The problem. Return all of the entries exactly, with nothing added or left out.

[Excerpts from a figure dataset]
**********

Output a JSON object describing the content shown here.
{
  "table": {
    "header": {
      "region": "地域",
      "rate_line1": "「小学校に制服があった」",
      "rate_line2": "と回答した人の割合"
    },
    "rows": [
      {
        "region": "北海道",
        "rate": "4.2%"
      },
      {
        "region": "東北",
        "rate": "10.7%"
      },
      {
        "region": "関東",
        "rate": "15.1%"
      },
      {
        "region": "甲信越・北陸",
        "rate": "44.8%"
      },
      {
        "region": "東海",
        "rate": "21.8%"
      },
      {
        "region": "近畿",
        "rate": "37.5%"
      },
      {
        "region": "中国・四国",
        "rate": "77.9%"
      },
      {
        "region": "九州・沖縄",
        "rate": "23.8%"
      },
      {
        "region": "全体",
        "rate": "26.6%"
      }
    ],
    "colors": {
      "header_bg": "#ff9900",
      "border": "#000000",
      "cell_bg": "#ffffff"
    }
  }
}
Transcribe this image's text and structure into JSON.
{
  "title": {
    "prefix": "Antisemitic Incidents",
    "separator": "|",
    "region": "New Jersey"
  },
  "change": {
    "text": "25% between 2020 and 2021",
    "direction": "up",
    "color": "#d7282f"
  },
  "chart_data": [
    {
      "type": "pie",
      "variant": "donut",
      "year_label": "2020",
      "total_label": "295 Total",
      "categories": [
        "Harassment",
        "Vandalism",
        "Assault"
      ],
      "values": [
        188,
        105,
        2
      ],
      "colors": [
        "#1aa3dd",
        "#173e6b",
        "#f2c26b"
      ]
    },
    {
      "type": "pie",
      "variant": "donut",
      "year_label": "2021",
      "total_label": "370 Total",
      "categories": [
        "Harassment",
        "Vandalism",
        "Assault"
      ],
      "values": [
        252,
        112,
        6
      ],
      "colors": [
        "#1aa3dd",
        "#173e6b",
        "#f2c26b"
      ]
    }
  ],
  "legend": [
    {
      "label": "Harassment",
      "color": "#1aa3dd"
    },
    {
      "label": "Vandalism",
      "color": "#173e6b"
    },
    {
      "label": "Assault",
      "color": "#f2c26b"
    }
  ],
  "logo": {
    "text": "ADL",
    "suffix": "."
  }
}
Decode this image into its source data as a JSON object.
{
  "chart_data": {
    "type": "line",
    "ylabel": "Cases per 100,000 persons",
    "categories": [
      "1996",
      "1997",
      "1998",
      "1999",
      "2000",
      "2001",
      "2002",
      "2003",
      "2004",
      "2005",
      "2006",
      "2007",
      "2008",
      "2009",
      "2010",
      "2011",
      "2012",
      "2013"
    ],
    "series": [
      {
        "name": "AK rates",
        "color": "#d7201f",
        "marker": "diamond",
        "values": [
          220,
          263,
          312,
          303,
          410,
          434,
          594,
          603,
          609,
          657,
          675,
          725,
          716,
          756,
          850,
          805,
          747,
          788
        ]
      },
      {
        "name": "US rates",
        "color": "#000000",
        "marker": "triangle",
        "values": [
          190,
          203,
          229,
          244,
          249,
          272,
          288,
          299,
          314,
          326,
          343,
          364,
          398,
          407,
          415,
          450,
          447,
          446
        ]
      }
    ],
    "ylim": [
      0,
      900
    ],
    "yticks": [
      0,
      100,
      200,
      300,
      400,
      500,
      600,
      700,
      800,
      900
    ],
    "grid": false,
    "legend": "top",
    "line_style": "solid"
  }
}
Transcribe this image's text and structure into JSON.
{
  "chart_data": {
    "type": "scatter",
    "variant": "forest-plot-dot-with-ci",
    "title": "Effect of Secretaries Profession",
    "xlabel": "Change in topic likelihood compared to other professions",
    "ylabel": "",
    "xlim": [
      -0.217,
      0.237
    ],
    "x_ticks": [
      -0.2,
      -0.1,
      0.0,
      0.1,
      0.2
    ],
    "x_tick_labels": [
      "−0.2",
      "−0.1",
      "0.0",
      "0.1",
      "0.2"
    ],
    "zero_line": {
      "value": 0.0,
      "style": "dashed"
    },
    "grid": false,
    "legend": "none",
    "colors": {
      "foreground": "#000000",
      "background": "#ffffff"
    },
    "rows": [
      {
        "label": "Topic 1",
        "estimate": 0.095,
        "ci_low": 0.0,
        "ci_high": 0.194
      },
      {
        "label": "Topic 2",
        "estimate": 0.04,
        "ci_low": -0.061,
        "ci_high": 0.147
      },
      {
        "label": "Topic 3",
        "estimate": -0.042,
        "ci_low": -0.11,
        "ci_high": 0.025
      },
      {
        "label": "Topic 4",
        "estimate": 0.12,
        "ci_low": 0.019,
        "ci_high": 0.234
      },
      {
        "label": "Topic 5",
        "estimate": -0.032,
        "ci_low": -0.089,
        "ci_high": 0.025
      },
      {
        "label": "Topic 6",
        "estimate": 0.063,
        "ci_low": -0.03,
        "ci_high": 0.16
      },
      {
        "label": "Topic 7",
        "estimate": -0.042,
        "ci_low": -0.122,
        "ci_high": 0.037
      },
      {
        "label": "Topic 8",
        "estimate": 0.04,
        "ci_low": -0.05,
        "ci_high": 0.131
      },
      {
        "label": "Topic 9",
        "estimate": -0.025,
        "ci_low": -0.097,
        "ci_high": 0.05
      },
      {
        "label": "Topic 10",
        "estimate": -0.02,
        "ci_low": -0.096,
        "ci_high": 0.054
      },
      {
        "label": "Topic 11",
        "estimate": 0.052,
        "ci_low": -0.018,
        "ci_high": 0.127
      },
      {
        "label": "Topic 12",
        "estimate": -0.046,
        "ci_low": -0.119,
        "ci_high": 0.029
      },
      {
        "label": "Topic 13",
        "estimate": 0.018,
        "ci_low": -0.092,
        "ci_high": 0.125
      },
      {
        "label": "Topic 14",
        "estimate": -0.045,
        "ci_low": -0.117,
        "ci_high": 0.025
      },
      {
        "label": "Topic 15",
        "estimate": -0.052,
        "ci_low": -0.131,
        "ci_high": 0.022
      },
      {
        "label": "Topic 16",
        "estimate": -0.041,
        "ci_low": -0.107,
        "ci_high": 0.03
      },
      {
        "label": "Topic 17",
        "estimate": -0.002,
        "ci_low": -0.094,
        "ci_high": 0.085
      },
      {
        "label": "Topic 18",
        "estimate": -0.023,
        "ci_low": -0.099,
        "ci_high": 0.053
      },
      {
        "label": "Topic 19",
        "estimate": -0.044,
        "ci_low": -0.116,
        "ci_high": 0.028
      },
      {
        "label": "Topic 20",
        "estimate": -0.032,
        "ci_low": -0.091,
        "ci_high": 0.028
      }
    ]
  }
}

**********

Solution for this exercise.
Output a JSON object describing the content shown here.
{
  "table": {
    "header": {
      "region": "地域",
      "rate_line1": "「小学校に制服があった」",
      "rate_line2": "と回答した人の割合"
    },
    "rows": [
      {
        "region": "北海道",
        "rate": "4.2%"
      },
      {
        "region": "東北",
        "rate": "10.7%"
      },
      {
        "region": "関東",
        "rate": "15.1%"
      },
      {
        "region": "甲信越・北陸",
        "rate": "44.8%"
      },
      {
        "region": "東海",
        "rate": "21.8%"
      },
      {
        "region": "近畿",
        "rate": "37.5%"
      },
      {
        "region": "中国・四国",
        "rate": "77.9%"
      },
      {
        "region": "九州・沖縄",
        "rate": "23.8%"
      },
      {
        "region": "全体",
        "rate": "26.6%"
      }
    ],
    "colors": {
      "header_bg": "#ff9900",
      "border": "#000000",
      "cell_bg": "#ffffff"
    }
  }
}
Transcribe this image's text and structure into JSON.
{
  "title": {
    "prefix": "Antisemitic Incidents",
    "separator": "|",
    "region": "New Jersey"
  },
  "change": {
    "text": "25% between 2020 and 2021",
    "direction": "up",
    "color": "#d7282f"
  },
  "chart_data": [
    {
      "type": "pie",
      "variant": "donut",
      "year_label": "2020",
      "total_label": "295 Total",
      "categories": [
        "Harassment",
        "Vandalism",
        "Assault"
      ],
      "values": [
        188,
        105,
        2
      ],
      "colors": [
        "#1aa3dd",
        "#173e6b",
        "#f2c26b"
      ]
    },
    {
      "type": "pie",
      "variant": "donut",
      "year_label": "2021",
      "total_label": "370 Total",
      "categories": [
        "Harassment",
        "Vandalism",
        "Assault"
      ],
      "values": [
        252,
        112,
        6
      ],
      "colors": [
        "#1aa3dd",
        "#173e6b",
        "#f2c26b"
      ]
    }
  ],
  "legend": [
    {
      "label": "Harassment",
      "color": "#1aa3dd"
    },
    {
      "label": "Vandalism",
      "color": "#173e6b"
    },
    {
      "label": "Assault",
      "color": "#f2c26b"
    }
  ],
  "logo": {
    "text": "ADL",
    "suffix": "."
  }
}
Decode this image into its source data as a JSON object.
{
  "chart_data": {
    "type": "line",
    "ylabel": "Cases per 100,000 persons",
    "categories": [
      "1996",
      "1997",
      "1998",
      "1999",
      "2000",
      "2001",
      "2002",
      "2003",
      "2004",
      "2005",
      "2006",
      "2007",
      "2008",
      "2009",
      "2010",
      "2011",
      "2012",
      "2013"
    ],
    "series": [
      {
        "name": "AK rates",
        "color": "#d7201f",
        "marker": "diamond",
        "values": [
          220,
          263,
          312,
          303,
          410,
          434,
          594,
          603,
          609,
          657,
          675,
          725,
          716,
          756,
          850,
          805,
          747,
          788
        ]
      },
      {
        "name": "US rates",
        "color": "#000000",
        "marker": "triangle",
        "values": [
          190,
          203,
          229,
          244,
          249,
          272,
          288,
          299,
          314,
          326,
          343,
          364,
          398,
          407,
          415,
          450,
          447,
          446
        ]
      }
    ],
    "ylim": [
      0,
      900
    ],
    "yticks": [
      0,
      100,
      200,
      300,
      400,
      500,
      600,
      700,
      800,
      900
    ],
    "grid": false,
    "legend": "top",
    "line_style": "solid"
  }
}
Transcribe this image's text and structure into JSON.
{
  "chart_data": {
    "type": "scatter",
    "variant": "forest-plot-dot-with-ci",
    "title": "Effect of Secretaries Profession",
    "xlabel": "Change in topic likelihood compared to other professions",
    "ylabel": "",
    "xlim": [
      -0.217,
      0.237
    ],
    "x_ticks": [
      -0.2,
      -0.1,
      0.0,
      0.1,
      0.2
    ],
    "x_tick_labels": [
      "−0.2",
      "−0.1",
      "0.0",
      "0.1",
      "0.2"
    ],
    "zero_line": {
      "value": 0.0,
      "style": "dashed"
    },
    "grid": false,
    "legend": "none",
    "colors": {
      "foreground": "#000000",
      "background": "#ffffff"
    },
    "rows": [
      {
        "label": "Topic 1",
        "estimate": 0.095,
        "ci_low": 0.0,
        "ci_high": 0.194
      },
      {
        "label": "Topic 2",
        "estimate": 0.04,
        "ci_low": -0.061,
        "ci_high": 0.147
      },
      {
        "label": "Topic 3",
        "estimate": -0.042,
        "ci_low": -0.11,
        "ci_high": 0.025
      },
      {
        "label": "Topic 4",
        "estimate": 0.12,
        "ci_low": 0.019,
        "ci_high": 0.234
      },
      {
        "label": "Topic 5",
        "estimate": -0.032,
        "ci_low": -0.089,
        "ci_high": 0.025
      },
      {
        "label": "Topic 6",
        "estimate": 0.063,
        "ci_low": -0.03,
        "ci_high": 0.16
      },
      {
        "label": "Topic 7",
        "estimate": -0.042,
        "ci_low": -0.122,
        "ci_high": 0.037
      },
      {
        "label": "Topic 8",
        "estimate": 0.04,
        "ci_low": -0.05,
        "ci_high": 0.131
      },
      {
        "label": "Topic 9",
        "estimate": -0.025,
        "ci_low": -0.097,
        "ci_high": 0.05
      },
      {
        "label": "Topic 10",
        "estimate": -0.02,
        "ci_low": -0.096,
        "ci_high": 0.054
      },
      {
        "label": "Topic 11",
        "estimate": 0.052,
        "ci_low": -0.018,
        "ci_high": 0.127
      },
      {
        "label": "Topic 12",
        "estimate": -0.046,
        "ci_low": -0.119,
        "ci_high": 0.029
      },
      {
        "label": "Topic 13",
        "estimate": 0.018,
        "ci_low": -0.092,
        "ci_high": 0.125
      },
      {
        "label": "Topic 14",
        "estimate": -0.045,
        "ci_low": -0.117,
        "ci_high": 0.025
      },
      {
        "label": "Topic 15",
        "estimate": -0.052,
        "ci_low": -0.131,
        "ci_high": 0.022
      },
      {
        "label": "Topic 16",
        "estimate": -0.041,
        "ci_low": -0.107,
        "ci_high": 0.03
      },
      {
        "label": "Topic 17",
        "estimate": -0.002,
        "ci_low": -0.094,
        "ci_high": 0.085
      },
      {
        "label": "Topic 18",
        "estimate": -0.023,
        "ci_low": -0.099,
        "ci_high": 0.053
      },
      {
        "label": "Topic 19",
        "estimate": -0.044,
        "ci_low": -0.116,
        "ci_high": 0.028
      },
      {
        "label": "Topic 20",
        "estimate": -0.032,
        "ci_low": -0.091,
        "ci_high": 0.028
      }
    ]
  }
}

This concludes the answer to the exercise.